_Problem to solve_. Copy out all lines that hold "xlabel".

--- Start ---

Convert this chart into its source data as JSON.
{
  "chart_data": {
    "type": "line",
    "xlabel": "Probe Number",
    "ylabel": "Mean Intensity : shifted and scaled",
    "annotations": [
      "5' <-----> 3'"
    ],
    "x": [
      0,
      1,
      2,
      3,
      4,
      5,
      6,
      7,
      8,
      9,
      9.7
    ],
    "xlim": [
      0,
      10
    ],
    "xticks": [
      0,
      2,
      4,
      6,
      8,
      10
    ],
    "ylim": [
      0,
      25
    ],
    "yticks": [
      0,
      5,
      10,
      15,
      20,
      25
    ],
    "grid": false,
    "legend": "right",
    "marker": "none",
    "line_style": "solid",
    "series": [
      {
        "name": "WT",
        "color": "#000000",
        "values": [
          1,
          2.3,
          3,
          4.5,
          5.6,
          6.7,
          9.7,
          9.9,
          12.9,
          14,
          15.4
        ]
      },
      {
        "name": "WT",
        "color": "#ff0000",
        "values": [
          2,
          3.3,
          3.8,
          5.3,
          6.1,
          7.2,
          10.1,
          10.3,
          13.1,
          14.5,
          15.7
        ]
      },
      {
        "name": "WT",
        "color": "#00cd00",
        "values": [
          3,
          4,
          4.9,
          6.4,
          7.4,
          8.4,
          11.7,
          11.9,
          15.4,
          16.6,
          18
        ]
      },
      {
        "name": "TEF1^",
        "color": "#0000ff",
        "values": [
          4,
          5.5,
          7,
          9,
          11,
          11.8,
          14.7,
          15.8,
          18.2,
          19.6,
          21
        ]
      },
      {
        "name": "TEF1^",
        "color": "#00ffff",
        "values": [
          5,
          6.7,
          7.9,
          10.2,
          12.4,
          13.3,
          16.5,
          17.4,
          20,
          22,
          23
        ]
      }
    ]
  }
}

--- End ---
--- Start ---

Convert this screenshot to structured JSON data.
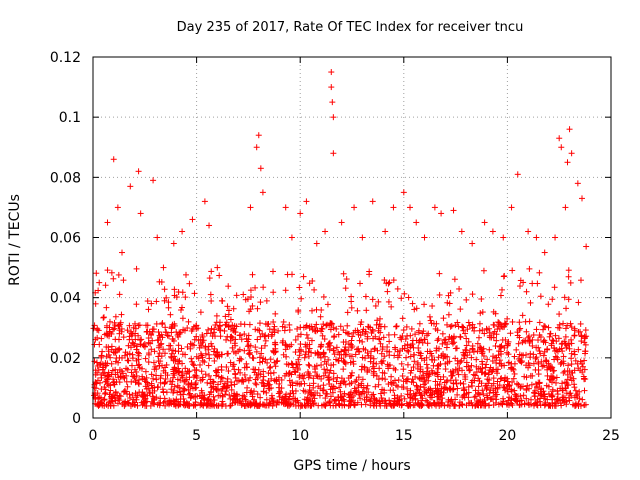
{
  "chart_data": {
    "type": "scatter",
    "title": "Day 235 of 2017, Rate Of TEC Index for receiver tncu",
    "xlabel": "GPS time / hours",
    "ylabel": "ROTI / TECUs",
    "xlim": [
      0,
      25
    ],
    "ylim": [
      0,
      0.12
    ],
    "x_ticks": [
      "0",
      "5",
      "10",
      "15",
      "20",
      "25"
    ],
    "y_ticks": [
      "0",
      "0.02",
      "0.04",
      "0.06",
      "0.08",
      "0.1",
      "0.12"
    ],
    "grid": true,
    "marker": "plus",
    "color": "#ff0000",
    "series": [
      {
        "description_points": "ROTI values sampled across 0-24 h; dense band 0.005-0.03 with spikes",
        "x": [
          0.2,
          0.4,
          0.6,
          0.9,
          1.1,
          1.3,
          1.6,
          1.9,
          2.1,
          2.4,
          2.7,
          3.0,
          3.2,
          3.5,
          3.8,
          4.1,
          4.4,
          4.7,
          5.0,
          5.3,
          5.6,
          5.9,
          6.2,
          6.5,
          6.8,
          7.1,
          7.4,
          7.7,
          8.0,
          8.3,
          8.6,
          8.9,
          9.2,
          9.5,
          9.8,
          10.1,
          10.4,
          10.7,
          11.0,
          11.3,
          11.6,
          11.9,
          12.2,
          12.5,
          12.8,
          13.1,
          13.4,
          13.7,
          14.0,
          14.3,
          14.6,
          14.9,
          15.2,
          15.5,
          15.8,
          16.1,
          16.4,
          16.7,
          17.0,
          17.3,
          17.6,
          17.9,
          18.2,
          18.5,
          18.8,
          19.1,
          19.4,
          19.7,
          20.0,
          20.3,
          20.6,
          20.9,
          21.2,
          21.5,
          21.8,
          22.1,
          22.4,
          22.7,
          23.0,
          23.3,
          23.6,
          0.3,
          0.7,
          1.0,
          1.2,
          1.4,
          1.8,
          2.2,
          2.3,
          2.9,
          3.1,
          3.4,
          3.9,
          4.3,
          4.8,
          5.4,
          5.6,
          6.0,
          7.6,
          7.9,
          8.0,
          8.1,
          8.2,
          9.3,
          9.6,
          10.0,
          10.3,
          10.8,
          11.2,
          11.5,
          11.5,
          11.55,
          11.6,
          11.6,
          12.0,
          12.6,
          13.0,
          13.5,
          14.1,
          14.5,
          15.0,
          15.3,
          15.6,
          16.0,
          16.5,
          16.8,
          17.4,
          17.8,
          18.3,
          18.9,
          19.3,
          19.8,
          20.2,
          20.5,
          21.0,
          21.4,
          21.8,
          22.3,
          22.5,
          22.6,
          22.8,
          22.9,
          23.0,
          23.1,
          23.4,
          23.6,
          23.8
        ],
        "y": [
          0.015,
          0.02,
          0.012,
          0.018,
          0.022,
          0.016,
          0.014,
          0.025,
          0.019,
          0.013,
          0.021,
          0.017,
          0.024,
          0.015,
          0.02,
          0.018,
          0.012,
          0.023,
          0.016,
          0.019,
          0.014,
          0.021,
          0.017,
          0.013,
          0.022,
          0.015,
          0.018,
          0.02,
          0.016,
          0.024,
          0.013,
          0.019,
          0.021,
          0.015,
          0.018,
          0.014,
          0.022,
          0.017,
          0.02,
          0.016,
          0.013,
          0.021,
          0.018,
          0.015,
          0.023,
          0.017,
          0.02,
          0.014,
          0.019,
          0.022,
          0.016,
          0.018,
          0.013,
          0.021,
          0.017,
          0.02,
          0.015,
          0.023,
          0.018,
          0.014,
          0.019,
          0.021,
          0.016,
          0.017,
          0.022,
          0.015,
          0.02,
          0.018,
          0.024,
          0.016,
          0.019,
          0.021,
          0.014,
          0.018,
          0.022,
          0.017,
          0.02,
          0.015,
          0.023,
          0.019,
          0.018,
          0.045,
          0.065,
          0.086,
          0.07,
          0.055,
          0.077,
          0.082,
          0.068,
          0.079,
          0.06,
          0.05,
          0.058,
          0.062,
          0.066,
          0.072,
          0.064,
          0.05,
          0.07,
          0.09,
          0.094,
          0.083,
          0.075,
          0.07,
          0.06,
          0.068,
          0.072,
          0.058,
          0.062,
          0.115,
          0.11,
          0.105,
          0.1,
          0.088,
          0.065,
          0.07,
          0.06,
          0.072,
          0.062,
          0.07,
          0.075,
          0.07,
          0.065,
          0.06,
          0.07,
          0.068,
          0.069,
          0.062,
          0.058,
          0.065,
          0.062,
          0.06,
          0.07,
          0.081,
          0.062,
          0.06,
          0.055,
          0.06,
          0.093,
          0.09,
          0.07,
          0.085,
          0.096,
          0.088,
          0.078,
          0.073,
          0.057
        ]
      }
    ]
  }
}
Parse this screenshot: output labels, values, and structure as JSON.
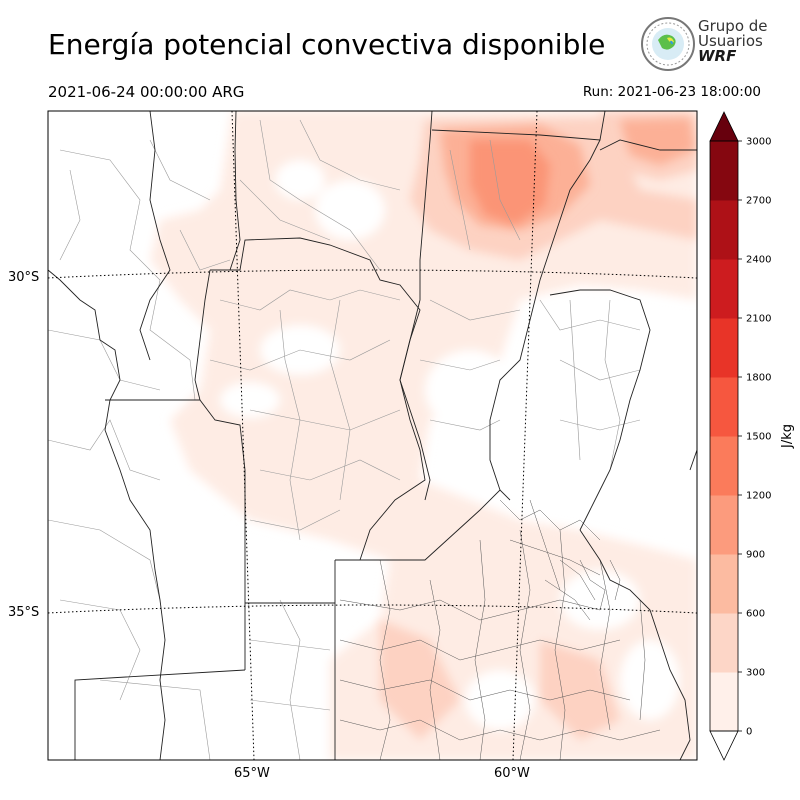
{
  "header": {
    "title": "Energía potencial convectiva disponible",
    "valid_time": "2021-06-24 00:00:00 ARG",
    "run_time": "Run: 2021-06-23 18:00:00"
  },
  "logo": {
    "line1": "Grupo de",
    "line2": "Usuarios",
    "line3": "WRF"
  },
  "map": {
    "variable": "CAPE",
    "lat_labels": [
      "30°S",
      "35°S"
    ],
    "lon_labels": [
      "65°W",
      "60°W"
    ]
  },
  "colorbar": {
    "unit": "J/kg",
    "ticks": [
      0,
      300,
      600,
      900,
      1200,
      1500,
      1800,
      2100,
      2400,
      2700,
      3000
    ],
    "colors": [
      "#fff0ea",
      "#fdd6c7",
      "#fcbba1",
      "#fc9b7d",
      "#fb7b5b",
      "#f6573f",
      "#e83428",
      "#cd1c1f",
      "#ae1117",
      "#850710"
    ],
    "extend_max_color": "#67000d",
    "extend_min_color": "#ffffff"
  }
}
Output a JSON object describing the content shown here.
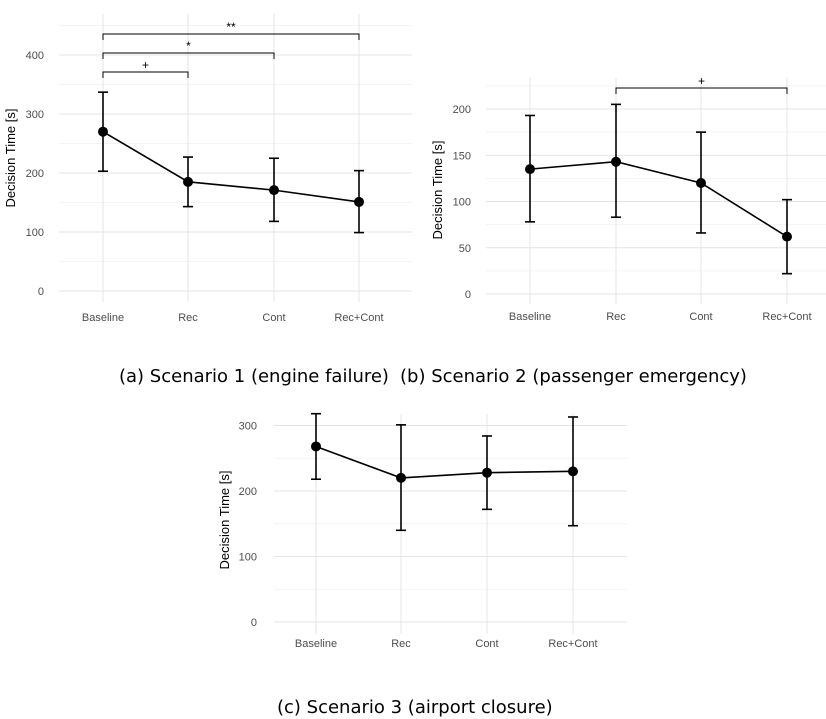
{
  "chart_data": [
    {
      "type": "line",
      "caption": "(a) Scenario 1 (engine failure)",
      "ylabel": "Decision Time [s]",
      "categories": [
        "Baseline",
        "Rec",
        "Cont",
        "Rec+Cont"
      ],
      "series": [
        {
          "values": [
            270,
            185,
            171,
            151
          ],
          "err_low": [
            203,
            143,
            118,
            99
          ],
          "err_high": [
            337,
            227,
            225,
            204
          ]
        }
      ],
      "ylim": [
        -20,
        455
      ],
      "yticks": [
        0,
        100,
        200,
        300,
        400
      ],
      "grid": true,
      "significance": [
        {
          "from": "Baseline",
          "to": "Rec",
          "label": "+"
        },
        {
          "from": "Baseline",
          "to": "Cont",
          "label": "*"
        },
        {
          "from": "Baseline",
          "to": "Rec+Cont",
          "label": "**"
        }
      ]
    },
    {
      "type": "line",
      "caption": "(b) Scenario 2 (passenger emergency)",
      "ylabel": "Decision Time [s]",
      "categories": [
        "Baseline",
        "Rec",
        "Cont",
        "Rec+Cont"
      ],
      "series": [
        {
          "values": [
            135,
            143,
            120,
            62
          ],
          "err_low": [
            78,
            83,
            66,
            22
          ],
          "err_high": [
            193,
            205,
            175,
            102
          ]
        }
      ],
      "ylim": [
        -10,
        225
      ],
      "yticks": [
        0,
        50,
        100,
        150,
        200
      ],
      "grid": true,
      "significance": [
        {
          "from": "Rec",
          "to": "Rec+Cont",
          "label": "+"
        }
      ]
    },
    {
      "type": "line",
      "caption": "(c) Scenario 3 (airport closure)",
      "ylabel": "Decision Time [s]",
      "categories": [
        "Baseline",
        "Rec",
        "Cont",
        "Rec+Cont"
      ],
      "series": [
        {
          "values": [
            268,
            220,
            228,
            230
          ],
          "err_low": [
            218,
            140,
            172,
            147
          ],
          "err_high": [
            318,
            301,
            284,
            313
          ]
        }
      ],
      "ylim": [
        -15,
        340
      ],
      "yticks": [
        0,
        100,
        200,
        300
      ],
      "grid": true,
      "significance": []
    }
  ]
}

--- End ---

_Answer to this task_.
    "xlabel": "Probe Number",
    "xlabel": "GPS time / hours",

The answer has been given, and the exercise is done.